■ **Extracted material**
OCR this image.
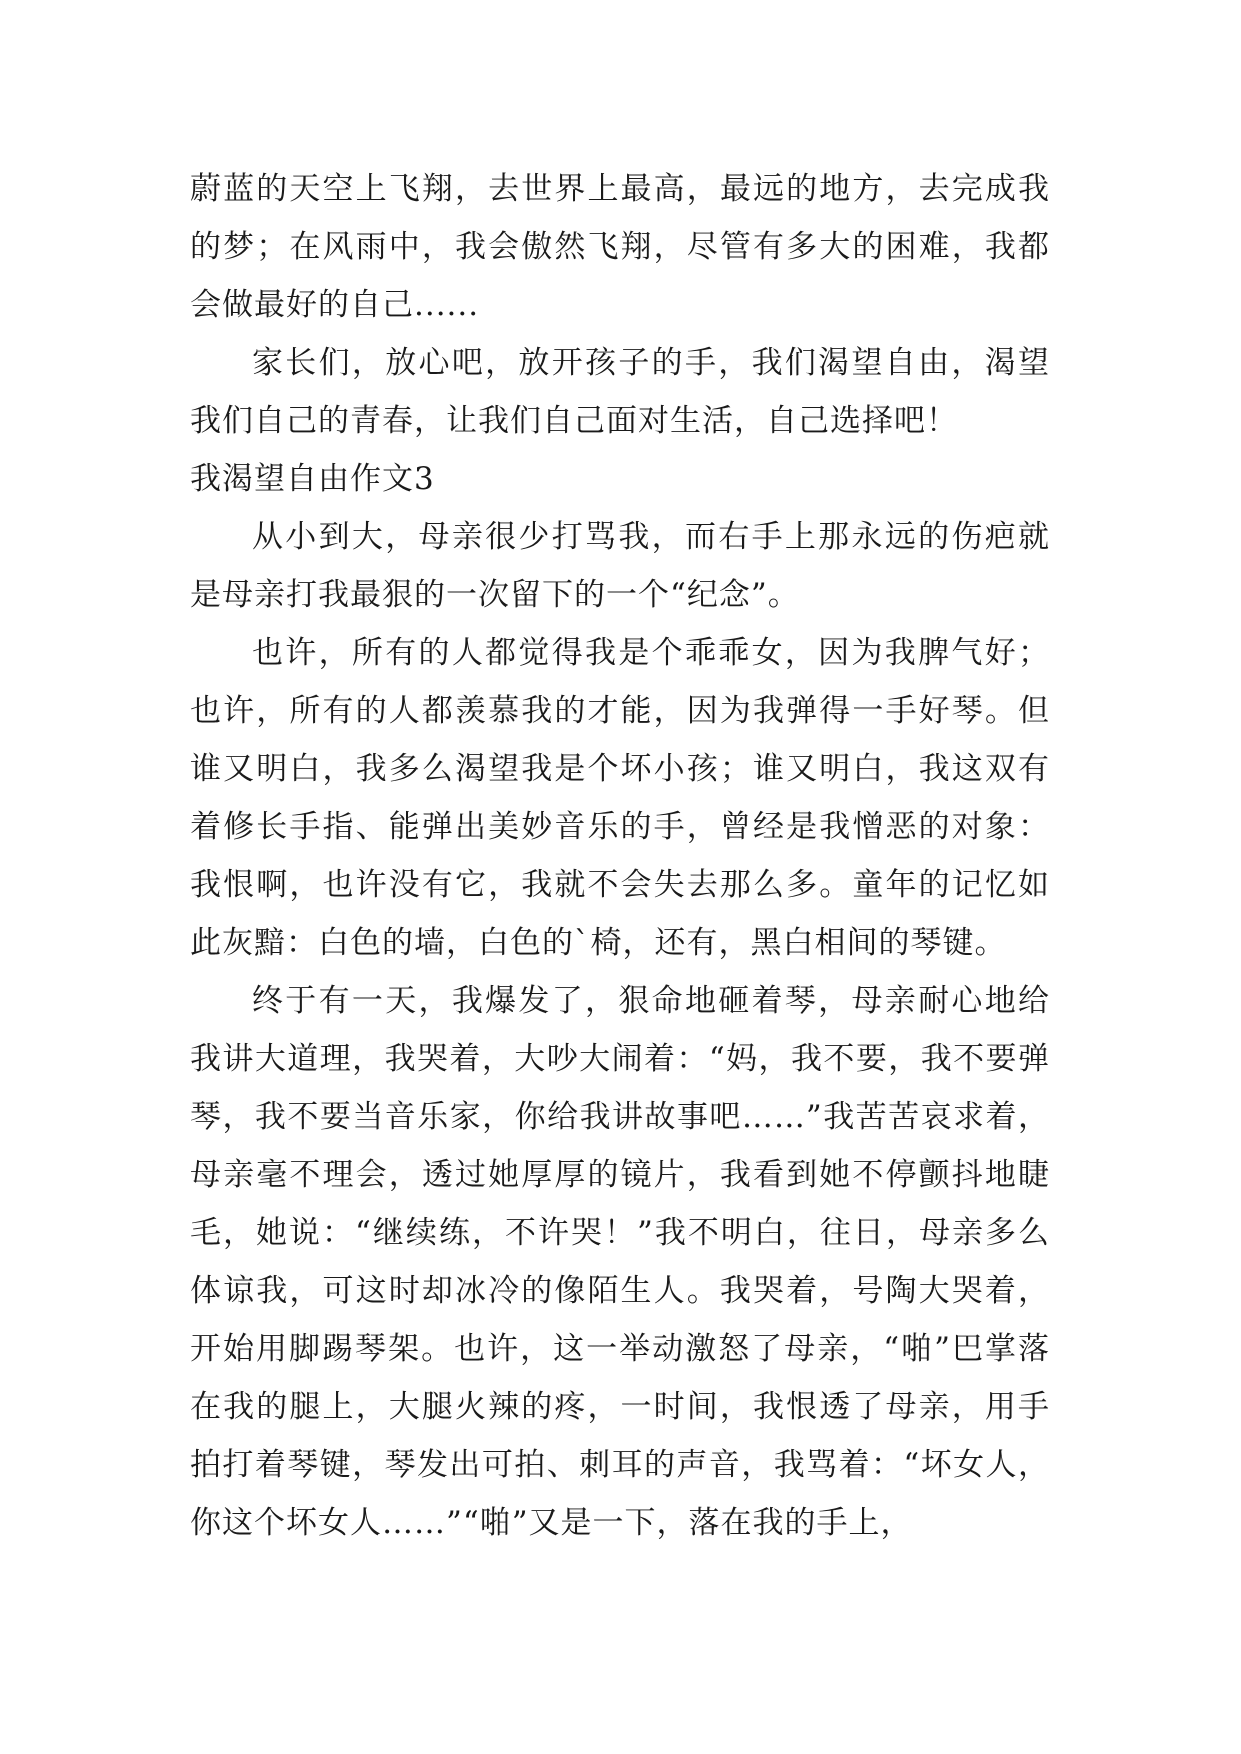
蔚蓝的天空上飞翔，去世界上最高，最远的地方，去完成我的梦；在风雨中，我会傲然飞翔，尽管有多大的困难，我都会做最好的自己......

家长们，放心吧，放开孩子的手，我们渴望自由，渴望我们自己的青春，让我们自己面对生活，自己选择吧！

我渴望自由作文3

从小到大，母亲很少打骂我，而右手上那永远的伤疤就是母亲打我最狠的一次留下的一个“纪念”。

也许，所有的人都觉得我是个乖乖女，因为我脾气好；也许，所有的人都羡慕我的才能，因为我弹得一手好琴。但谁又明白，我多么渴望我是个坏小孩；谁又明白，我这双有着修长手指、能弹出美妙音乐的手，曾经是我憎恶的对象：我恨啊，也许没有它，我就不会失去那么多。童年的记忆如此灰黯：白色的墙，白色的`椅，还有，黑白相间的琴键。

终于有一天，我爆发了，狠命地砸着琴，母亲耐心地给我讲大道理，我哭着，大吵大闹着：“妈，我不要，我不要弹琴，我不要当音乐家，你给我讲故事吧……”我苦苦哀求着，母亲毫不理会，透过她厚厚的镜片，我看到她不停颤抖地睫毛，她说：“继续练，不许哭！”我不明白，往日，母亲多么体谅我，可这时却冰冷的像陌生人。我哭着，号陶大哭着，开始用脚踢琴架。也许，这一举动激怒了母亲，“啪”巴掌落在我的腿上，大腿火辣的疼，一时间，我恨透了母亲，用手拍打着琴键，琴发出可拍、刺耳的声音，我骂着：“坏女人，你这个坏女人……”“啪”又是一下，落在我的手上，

---

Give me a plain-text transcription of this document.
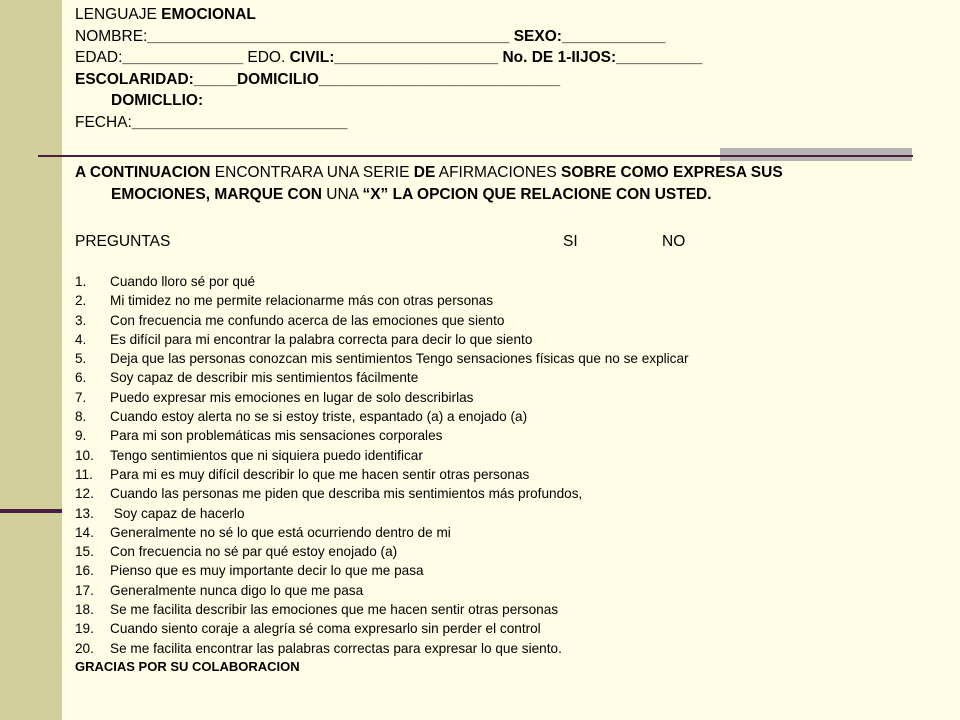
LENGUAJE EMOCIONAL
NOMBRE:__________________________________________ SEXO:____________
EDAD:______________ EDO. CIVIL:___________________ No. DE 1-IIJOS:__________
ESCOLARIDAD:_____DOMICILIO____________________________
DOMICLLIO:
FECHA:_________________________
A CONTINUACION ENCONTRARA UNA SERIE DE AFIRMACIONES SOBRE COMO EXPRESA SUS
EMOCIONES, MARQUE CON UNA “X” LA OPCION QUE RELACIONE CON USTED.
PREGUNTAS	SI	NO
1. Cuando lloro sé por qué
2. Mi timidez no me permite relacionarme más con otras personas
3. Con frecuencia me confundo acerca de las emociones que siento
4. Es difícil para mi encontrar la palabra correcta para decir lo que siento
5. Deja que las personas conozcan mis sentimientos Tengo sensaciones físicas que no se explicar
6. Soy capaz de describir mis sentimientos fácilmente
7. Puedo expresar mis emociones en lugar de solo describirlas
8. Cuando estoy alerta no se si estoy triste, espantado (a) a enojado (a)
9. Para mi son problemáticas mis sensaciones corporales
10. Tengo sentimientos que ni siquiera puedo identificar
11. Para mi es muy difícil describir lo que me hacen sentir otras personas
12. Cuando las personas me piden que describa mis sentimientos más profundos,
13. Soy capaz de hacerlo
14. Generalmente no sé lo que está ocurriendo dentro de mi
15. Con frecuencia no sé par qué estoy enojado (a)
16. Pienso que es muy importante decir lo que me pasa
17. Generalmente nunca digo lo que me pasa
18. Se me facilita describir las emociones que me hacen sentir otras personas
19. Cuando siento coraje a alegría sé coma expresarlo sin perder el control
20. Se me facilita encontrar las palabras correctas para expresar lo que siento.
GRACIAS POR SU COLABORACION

■ **Your goal**
Report how many lines in the records hold the word "Tengo", giving the number and nothing else.

■ **Full output**
2